* _EXERCISE INPUTS_

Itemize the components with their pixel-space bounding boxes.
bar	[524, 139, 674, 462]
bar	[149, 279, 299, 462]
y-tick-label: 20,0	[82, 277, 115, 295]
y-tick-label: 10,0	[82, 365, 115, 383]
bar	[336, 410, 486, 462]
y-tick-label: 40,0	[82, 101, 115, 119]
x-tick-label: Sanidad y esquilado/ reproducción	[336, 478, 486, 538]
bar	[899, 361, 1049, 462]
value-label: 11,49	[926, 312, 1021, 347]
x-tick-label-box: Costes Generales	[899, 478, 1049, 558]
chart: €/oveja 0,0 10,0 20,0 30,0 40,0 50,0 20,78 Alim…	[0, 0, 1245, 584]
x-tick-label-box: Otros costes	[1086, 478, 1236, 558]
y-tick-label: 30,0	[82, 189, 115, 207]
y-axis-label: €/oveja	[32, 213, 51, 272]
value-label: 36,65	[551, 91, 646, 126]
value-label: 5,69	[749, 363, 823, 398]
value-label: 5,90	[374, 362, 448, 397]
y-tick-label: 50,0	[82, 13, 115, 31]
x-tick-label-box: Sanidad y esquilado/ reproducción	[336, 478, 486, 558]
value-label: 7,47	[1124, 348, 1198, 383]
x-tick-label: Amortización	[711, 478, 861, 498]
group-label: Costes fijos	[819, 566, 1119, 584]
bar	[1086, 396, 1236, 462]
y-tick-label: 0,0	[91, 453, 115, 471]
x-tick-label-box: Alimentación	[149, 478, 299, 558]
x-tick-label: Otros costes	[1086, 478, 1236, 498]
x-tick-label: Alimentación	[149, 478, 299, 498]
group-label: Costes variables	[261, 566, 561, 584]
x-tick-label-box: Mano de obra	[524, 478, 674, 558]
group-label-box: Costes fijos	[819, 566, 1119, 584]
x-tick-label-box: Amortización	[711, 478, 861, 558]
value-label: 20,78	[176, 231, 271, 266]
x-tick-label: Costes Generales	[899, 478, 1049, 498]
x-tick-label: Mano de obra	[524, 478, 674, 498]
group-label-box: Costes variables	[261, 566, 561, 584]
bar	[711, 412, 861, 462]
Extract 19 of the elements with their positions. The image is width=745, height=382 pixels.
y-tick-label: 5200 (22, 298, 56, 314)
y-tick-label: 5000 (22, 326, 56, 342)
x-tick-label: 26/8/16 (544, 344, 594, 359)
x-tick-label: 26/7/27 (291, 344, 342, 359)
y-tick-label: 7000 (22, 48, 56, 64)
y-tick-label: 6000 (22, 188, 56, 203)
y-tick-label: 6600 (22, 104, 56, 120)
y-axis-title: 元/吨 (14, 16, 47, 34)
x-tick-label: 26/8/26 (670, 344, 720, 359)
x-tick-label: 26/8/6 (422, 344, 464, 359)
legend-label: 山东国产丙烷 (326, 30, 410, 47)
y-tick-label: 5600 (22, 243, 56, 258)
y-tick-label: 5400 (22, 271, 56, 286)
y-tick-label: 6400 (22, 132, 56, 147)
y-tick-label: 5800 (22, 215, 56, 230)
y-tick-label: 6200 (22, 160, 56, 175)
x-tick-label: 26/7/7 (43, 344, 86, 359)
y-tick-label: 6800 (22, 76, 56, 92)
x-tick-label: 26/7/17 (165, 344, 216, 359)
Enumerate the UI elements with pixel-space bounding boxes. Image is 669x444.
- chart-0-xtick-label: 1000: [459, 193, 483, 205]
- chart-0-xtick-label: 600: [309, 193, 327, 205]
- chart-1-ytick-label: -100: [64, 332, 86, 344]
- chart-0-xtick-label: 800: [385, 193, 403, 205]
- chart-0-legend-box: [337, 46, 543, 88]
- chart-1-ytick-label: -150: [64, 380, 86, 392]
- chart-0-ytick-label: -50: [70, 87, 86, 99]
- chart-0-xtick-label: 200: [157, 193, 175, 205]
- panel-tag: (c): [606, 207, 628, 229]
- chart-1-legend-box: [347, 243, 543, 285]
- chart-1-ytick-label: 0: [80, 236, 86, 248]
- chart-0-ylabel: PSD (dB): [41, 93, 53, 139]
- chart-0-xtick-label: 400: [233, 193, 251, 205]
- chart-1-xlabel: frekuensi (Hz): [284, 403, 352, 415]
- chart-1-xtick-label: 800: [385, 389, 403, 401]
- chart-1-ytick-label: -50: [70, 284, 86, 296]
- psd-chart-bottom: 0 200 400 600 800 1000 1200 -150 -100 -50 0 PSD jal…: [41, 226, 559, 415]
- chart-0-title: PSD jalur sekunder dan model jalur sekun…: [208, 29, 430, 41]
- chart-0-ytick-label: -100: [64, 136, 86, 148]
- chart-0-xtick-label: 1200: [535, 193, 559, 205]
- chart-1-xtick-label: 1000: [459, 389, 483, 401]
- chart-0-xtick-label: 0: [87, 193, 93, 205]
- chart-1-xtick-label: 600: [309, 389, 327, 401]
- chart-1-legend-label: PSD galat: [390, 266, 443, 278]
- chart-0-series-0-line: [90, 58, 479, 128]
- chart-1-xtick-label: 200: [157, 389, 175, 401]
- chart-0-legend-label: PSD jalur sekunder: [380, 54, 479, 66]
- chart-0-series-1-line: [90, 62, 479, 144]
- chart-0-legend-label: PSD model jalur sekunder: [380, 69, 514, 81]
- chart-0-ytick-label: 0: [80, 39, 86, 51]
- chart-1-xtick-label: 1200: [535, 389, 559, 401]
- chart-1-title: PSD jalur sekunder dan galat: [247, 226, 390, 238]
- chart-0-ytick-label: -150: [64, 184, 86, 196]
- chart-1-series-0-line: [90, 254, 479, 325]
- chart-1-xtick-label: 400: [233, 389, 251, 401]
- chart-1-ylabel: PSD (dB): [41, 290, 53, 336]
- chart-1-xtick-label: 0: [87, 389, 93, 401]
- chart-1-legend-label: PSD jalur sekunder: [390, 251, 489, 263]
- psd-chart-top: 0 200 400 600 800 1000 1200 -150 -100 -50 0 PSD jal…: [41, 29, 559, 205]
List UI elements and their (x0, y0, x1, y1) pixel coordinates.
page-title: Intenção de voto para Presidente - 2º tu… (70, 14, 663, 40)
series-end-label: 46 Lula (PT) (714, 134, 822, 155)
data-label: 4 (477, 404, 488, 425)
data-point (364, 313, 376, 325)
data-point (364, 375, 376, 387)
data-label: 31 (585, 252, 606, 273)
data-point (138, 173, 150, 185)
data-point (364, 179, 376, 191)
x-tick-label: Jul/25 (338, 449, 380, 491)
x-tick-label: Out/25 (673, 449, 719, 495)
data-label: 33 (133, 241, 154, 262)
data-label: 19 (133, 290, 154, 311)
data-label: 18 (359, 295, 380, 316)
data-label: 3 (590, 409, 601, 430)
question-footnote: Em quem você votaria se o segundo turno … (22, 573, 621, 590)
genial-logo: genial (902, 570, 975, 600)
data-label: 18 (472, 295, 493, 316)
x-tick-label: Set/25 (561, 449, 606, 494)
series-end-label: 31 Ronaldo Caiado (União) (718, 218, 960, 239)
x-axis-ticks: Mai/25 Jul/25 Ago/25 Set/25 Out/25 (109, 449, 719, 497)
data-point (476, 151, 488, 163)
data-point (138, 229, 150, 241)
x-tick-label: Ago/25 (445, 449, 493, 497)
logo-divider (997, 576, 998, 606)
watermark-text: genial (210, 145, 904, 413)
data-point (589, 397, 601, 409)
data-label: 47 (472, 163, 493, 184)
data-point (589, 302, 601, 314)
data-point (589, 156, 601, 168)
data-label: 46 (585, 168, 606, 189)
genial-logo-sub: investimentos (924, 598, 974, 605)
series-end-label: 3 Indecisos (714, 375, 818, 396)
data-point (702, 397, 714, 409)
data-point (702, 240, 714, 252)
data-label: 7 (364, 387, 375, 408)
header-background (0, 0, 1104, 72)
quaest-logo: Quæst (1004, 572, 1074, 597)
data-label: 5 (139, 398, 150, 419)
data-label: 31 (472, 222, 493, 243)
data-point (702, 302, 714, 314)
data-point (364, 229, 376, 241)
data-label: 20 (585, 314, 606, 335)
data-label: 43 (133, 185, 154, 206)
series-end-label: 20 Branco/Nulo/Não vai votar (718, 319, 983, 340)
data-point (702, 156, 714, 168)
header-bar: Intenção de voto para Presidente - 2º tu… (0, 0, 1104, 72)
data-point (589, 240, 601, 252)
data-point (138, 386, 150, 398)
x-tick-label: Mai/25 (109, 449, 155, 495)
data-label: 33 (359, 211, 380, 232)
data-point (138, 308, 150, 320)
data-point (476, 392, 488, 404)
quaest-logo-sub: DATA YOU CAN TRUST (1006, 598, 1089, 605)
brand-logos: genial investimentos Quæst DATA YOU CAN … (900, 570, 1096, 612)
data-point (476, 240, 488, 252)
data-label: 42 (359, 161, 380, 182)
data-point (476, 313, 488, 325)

* _AIM_
Edit the items from the first line through the line containing "101, 115, 119]" so that each "bar" becomes "column", with everything else left as it is.

* _WRITTEN ANSWER_
Itemize the components with their pixel-space bounding boxes.
column	[524, 139, 674, 462]
column	[149, 279, 299, 462]
y-tick-label: 20,0	[82, 277, 115, 295]
y-tick-label: 10,0	[82, 365, 115, 383]
column	[336, 410, 486, 462]
y-tick-label: 40,0	[82, 101, 115, 119]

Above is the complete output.